→ Problem requirements
This exercise needs the complete data reproduced exactly.

####

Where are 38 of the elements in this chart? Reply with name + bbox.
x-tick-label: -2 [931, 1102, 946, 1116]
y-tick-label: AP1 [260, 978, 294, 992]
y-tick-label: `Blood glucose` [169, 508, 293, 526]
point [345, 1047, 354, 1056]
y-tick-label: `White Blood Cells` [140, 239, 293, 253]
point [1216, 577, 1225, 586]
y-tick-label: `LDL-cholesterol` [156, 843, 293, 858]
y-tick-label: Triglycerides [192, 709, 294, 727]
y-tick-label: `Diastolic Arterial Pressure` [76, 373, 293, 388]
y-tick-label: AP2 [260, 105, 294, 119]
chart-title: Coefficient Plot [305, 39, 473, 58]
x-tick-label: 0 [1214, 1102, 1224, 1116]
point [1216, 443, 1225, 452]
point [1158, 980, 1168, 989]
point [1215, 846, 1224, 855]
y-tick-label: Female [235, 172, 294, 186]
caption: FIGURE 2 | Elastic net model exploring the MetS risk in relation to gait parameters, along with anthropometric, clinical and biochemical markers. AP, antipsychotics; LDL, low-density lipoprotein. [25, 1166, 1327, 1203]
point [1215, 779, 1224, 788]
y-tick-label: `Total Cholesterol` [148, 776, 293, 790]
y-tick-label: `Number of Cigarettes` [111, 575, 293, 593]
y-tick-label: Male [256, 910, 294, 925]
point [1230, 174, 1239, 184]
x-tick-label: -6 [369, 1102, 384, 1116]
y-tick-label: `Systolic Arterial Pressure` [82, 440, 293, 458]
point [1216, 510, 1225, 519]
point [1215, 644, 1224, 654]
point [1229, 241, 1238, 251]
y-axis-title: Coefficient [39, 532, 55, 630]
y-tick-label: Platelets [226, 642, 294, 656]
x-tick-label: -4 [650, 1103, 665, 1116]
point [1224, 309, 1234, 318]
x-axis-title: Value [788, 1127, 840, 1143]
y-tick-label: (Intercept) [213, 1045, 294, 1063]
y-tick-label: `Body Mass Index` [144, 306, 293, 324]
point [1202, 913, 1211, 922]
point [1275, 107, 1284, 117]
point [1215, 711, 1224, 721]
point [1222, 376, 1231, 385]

####

→ The answer
Where are 38 of the elements in this chart? Reply with name + bbox.
x-tick-label: -2 [931, 1102, 946, 1116]
y-tick-label: AP1 [260, 978, 294, 992]
y-tick-label: `Blood glucose` [169, 508, 293, 526]
point [345, 1047, 354, 1056]
y-tick-label: `White Blood Cells` [140, 239, 293, 253]
point [1216, 577, 1225, 586]
y-tick-label: `LDL-cholesterol` [156, 843, 293, 858]
y-tick-label: Triglycerides [192, 709, 294, 727]
y-tick-label: `Diastolic Arterial Pressure` [76, 373, 293, 388]
y-tick-label: AP2 [260, 105, 294, 119]
chart-title: Coefficient Plot [305, 39, 473, 58]
x-tick-label: 0 [1214, 1102, 1224, 1116]
point [1216, 443, 1225, 452]
point [1158, 980, 1168, 989]
point [1215, 846, 1224, 855]
y-tick-label: Female [235, 172, 294, 186]
caption: FIGURE 2 | Elastic net model exploring the MetS risk in relation to gait parameters, along with anthropometric, clinical and biochemical markers. AP, antipsychotics; LDL, low-density lipoprotein. [25, 1166, 1327, 1203]
point [1215, 779, 1224, 788]
y-tick-label: `Total Cholesterol` [148, 776, 293, 790]
y-tick-label: `Number of Cigarettes` [111, 575, 293, 593]
y-tick-label: Male [256, 910, 294, 925]
point [1230, 174, 1239, 184]
x-tick-label: -6 [369, 1102, 384, 1116]
y-tick-label: `Systolic Arterial Pressure` [82, 440, 293, 458]
point [1216, 510, 1225, 519]
point [1215, 644, 1224, 654]
point [1229, 241, 1238, 251]
y-axis-title: Coefficient [39, 532, 55, 630]
y-tick-label: Platelets [226, 642, 294, 656]
x-tick-label: -4 [650, 1103, 665, 1116]
point [1224, 309, 1234, 318]
x-axis-title: Value [788, 1127, 840, 1143]
y-tick-label: (Intercept) [213, 1045, 294, 1063]
y-tick-label: `Body Mass Index` [144, 306, 293, 324]
point [1202, 913, 1211, 922]
point [1275, 107, 1284, 117]
point [1215, 711, 1224, 721]
point [1222, 376, 1231, 385]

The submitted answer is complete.